EXERCISE INSTRUCTIONS
Locate each line containing the string "comité" and copy it out.

DATA
+---+

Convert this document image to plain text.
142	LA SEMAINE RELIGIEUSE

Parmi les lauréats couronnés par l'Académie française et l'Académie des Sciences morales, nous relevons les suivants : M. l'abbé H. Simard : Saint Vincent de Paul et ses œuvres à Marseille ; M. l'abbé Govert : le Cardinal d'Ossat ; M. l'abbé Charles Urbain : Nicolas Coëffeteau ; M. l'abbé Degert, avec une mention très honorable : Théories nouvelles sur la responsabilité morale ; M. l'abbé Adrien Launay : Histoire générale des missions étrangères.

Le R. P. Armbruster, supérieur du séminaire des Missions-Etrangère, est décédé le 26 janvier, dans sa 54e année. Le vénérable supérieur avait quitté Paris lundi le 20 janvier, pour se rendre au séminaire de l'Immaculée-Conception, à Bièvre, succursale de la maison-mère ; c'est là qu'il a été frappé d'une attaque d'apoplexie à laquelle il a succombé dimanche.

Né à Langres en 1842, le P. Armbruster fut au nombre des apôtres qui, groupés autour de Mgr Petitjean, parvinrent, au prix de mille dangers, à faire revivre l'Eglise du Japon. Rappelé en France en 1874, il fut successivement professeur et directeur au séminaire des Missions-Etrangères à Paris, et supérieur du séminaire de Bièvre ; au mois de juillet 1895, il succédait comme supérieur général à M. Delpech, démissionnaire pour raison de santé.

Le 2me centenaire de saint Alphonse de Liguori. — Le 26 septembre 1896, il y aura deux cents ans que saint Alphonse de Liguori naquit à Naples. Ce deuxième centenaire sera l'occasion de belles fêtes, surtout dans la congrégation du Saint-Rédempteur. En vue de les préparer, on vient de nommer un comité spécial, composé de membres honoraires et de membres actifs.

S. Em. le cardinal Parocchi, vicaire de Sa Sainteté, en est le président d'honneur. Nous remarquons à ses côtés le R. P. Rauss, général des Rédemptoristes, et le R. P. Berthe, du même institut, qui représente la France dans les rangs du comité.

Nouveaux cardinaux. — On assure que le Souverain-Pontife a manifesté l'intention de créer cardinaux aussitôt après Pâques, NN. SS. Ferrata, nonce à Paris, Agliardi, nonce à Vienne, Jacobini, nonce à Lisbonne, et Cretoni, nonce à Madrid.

+---+

WORKED SOLUTION
Le 2me centenaire de saint Alphonse de Liguori. — Le 26 septembre 1896, il y aura deux cents ans que saint Alphonse de Liguori naquit à Naples. Ce deuxième centenaire sera l'occasion de belles fêtes, surtout dans la congrégation du Saint-Rédempteur. En vue de les préparer, on vient de nommer un comité spécial, composé de membres honoraires et de membres actifs.
S. Em. le cardinal Parocchi, vicaire de Sa Sainteté, en est le président d'honneur. Nous remarquons à ses côtés le R. P. Rauss, général des Rédemptoristes, et le R. P. Berthe, du même institut, qui représente la France dans les rangs du comité.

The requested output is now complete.